Copy every line with the string "linked" in it.

| RECORDS SUPPLIED |
** begin **

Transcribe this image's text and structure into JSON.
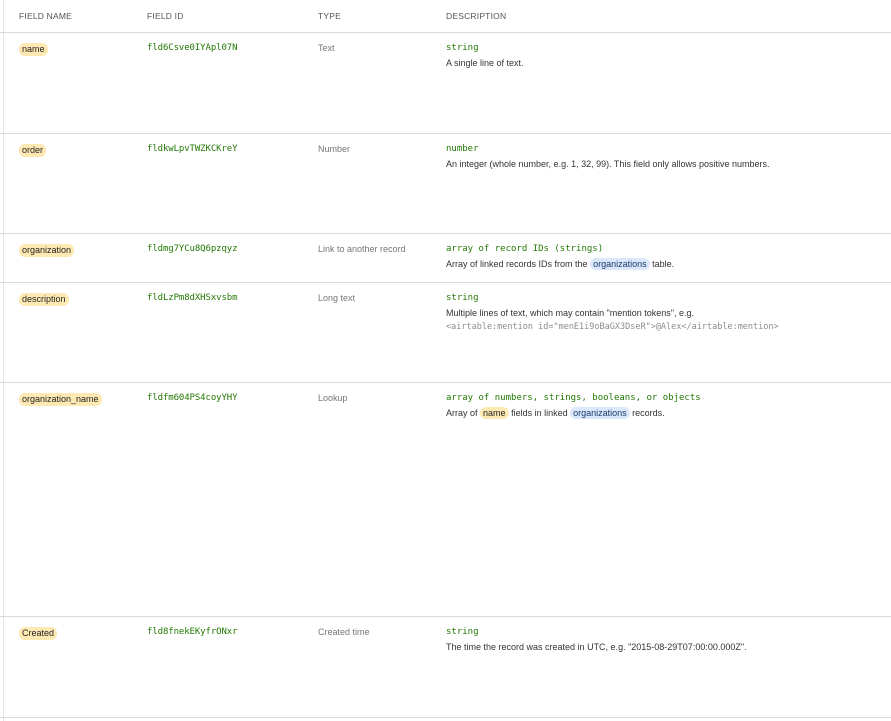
{
  "headers": {
    "field_name": "FIELD NAME",
    "field_id": "FIELD ID",
    "type": "TYPE",
    "description": "DESCRIPTION"
  },
  "rows": [
    {
      "name": "name",
      "id": "fld6Csve0IYApl07N",
      "type": "Text",
      "desc_type": "string",
      "desc_text": "A single line of text."
    },
    {
      "name": "order",
      "id": "fldkwLpvTWZKCKreY",
      "type": "Number",
      "desc_type": "number",
      "desc_text": "An integer (whole number, e.g. 1, 32, 99). This field only allows positive numbers."
    },
    {
      "name": "organization",
      "id": "fldmg7YCu8Q6pzqyz",
      "type": "Link to another record",
      "desc_type": "array of record IDs (strings)",
      "desc_pre": "Array of linked records IDs from the",
      "desc_table": "organizations",
      "desc_post": "table."
    },
    {
      "name": "description",
      "id": "fldLzPm8dXHSxvsbm",
      "type": "Long text",
      "desc_type": "string",
      "desc_text": "Multiple lines of text, which may contain \"mention tokens\", e.g.",
      "desc_code": "<airtable:mention id=\"menE1i9oBaGX3DseR\">@Alex</airtable:mention>"
    },
    {
      "name": "organization_name",
      "id": "fldfm604PS4coyYHY",
      "type": "Lookup",
      "desc_type": "array of numbers, strings, booleans, or objects",
      "desc_pre": "Array of",
      "desc_field": "name",
      "desc_mid": "fields in linked",
      "desc_table": "organizations",
      "desc_post": "records."
    },
    {
      "name": "Created",
      "id": "fld8fnekEKyfrONxr",
      "type": "Created time",
      "desc_type": "string",
      "desc_text": "The time the record was created in UTC, e.g. \"2015-08-29T07:00:00.000Z\"."
    }
  ]
}
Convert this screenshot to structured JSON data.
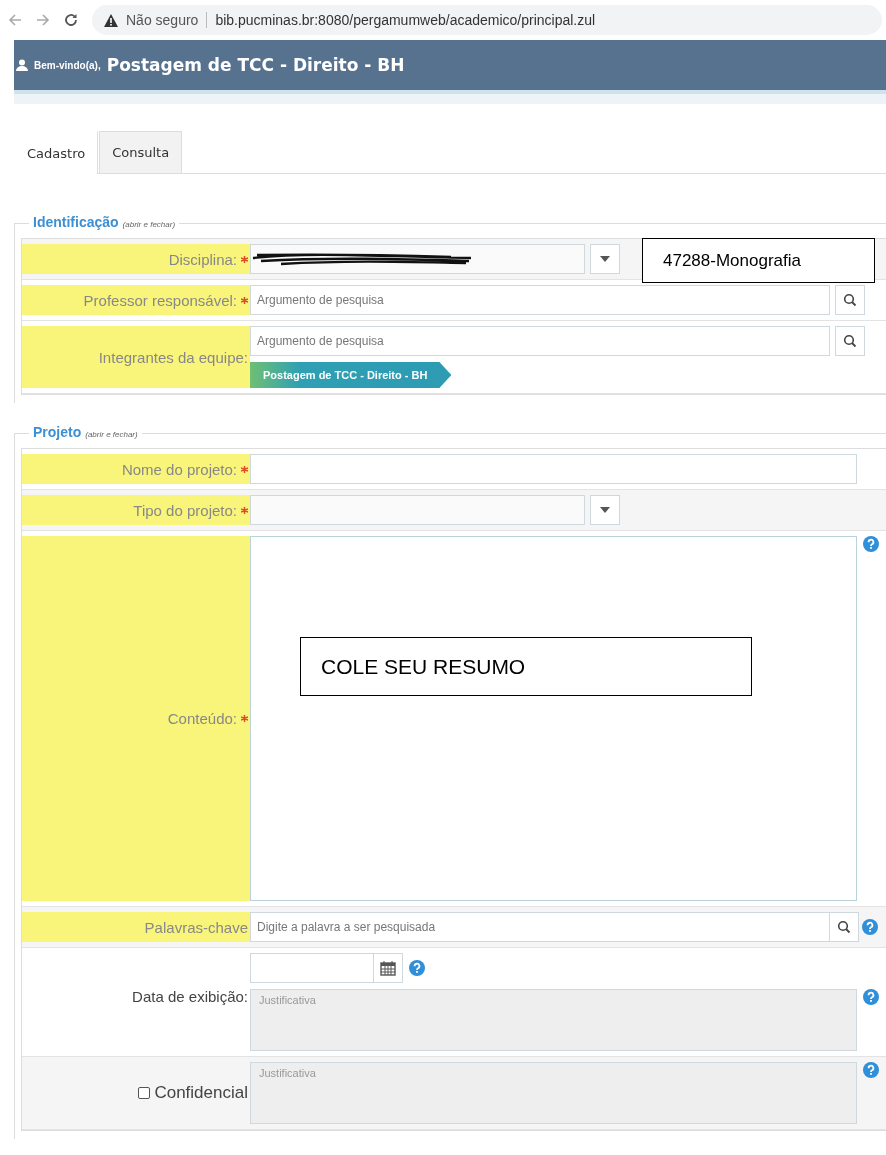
{
  "browser": {
    "security": "Não seguro",
    "url": "bib.pucminas.br:8080/pergamumweb/academico/principal.zul"
  },
  "header": {
    "greeting": "Bem-vindo(a),",
    "title": "Postagem de TCC - Direito - BH"
  },
  "tabs": [
    {
      "label": "Cadastro",
      "selected": true
    },
    {
      "label": "Consulta",
      "selected": false
    }
  ],
  "sections": [
    {
      "title": "Identificação",
      "toggle": "(abrir e fechar)",
      "rows": [
        {
          "kind": "select",
          "label": "Disciplina:",
          "required": true,
          "highlighted": true,
          "redacted": true
        },
        {
          "kind": "search",
          "label": "Professor responsável:",
          "required": true,
          "highlighted": true,
          "placeholder": "Argumento de pesquisa"
        },
        {
          "kind": "search",
          "label": "Integrantes da equipe:",
          "required": false,
          "highlighted": true,
          "placeholder": "Argumento de pesquisa",
          "tag": "Postagem de TCC - Direito - BH"
        }
      ]
    },
    {
      "title": "Projeto",
      "toggle": "(abrir e fechar)",
      "rows": [
        {
          "kind": "text",
          "label": "Nome do projeto:",
          "required": true,
          "highlighted": true
        },
        {
          "kind": "select",
          "label": "Tipo do projeto:",
          "required": true,
          "highlighted": true,
          "redacted": false
        },
        {
          "kind": "textarea",
          "label": "Conteúdo:",
          "required": true,
          "highlighted": true,
          "help": true
        },
        {
          "kind": "search",
          "label": "Palavras-chave",
          "required": false,
          "highlighted": true,
          "placeholder": "Digite a palavra a ser pesquisada",
          "help": true
        },
        {
          "kind": "date",
          "label": "Data de exibição:",
          "required": false,
          "highlighted": false,
          "placeholder": "Justificativa",
          "help": true
        },
        {
          "kind": "checkbox",
          "label": "Confidencial",
          "checked": false,
          "highlighted": false,
          "placeholder": "Justificativa",
          "help": true
        }
      ]
    }
  ],
  "annotations": [
    {
      "text": "47288-Monografia"
    },
    {
      "text": "COLE SEU RESUMO"
    }
  ]
}
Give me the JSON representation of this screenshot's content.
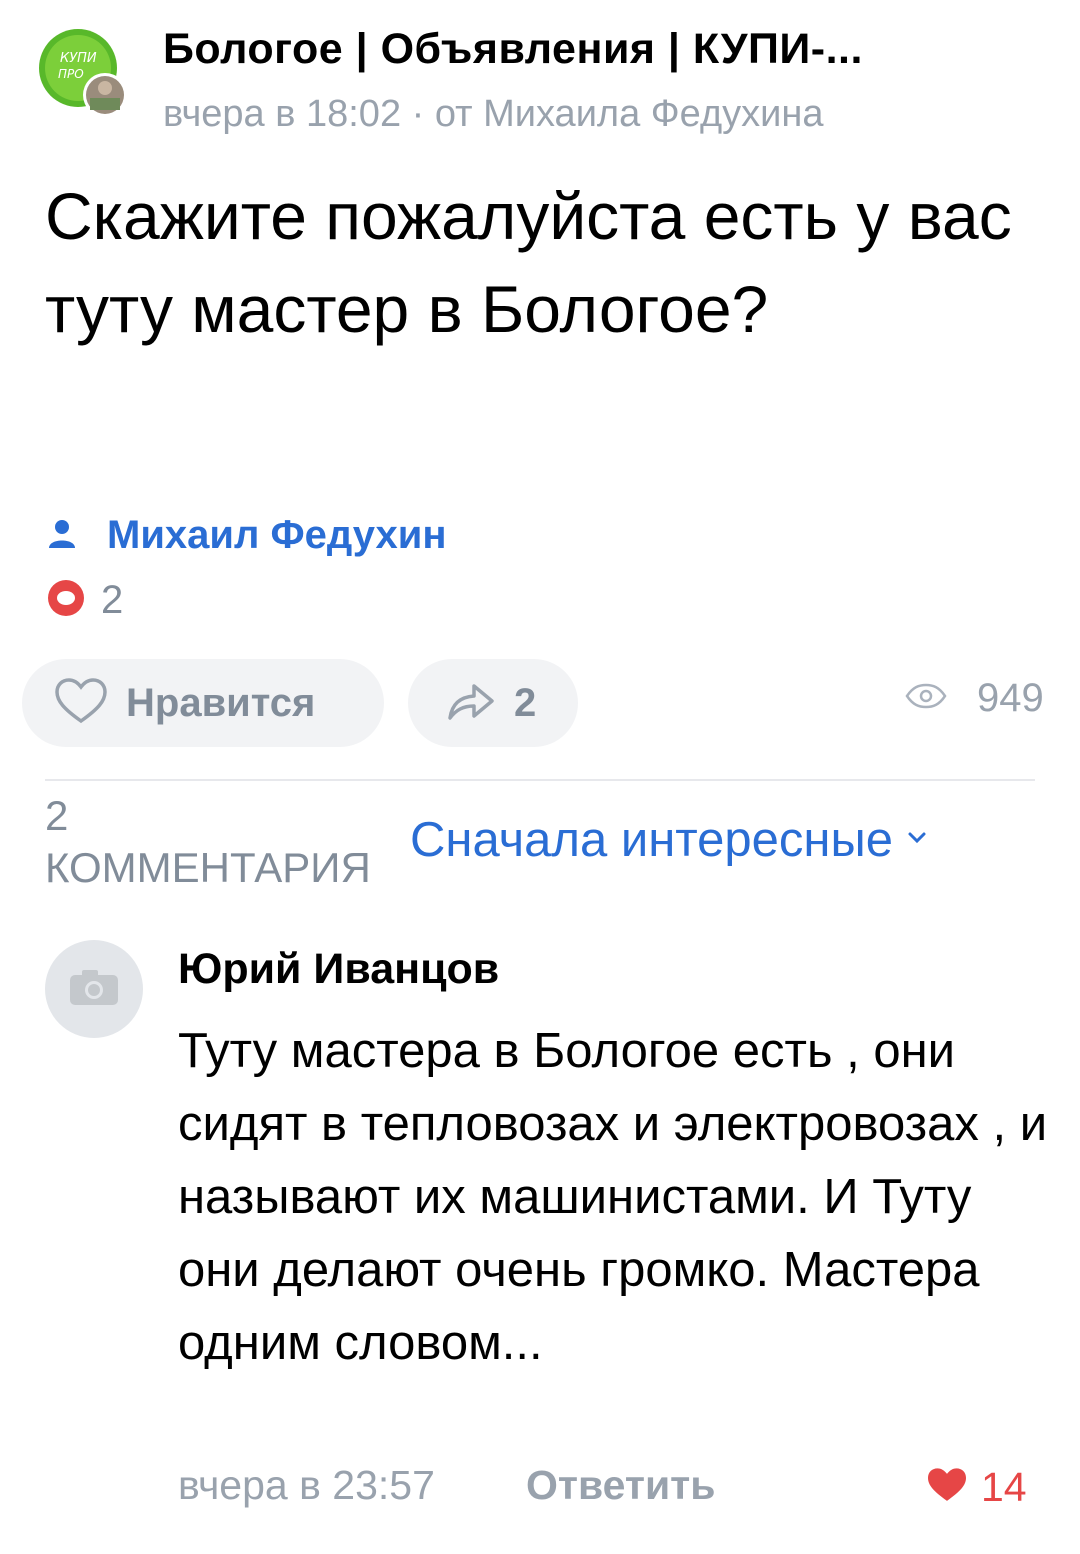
{
  "post": {
    "group_title": "Бологое | Объявления | КУПИ-...",
    "group_logo_text": "КУПИ ПРО",
    "meta": "вчера в 18:02 · от Михаила Федухина",
    "text": "Скажите пожалуйста есть у вас туту мастер в Бологое?",
    "author": "Михаил Федухин",
    "comments_badge": "2",
    "like_label": "Нравится",
    "shares": "2",
    "views": "949"
  },
  "comments_section": {
    "heading": "2 КОММЕНТАРИЯ",
    "sort_label": "Сначала интересные"
  },
  "comment": {
    "author": "Юрий Иванцов",
    "text": "Туту мастера в Бологое есть , они сидят в тепловозах и электровозах , и называют их машинистами. И Туту они делают очень громко. Мастера одним словом...",
    "time": "вчера в 23:57",
    "reply_label": "Ответить",
    "likes": "14"
  },
  "colors": {
    "accent": "#2a6dd4",
    "muted": "#818c99",
    "like_red": "#e64646",
    "logo_green": "#4caf24"
  },
  "icons": [
    "group-avatar",
    "person-icon",
    "comment-bubble-icon",
    "heart-outline-icon",
    "share-arrow-icon",
    "eye-icon",
    "chevron-down-icon",
    "camera-icon",
    "heart-filled-icon"
  ]
}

** end **

| CORRECT OUTPUT |
      "desc_pre": "Array of linked records IDs from the",
      "desc_mid": "fields in linked",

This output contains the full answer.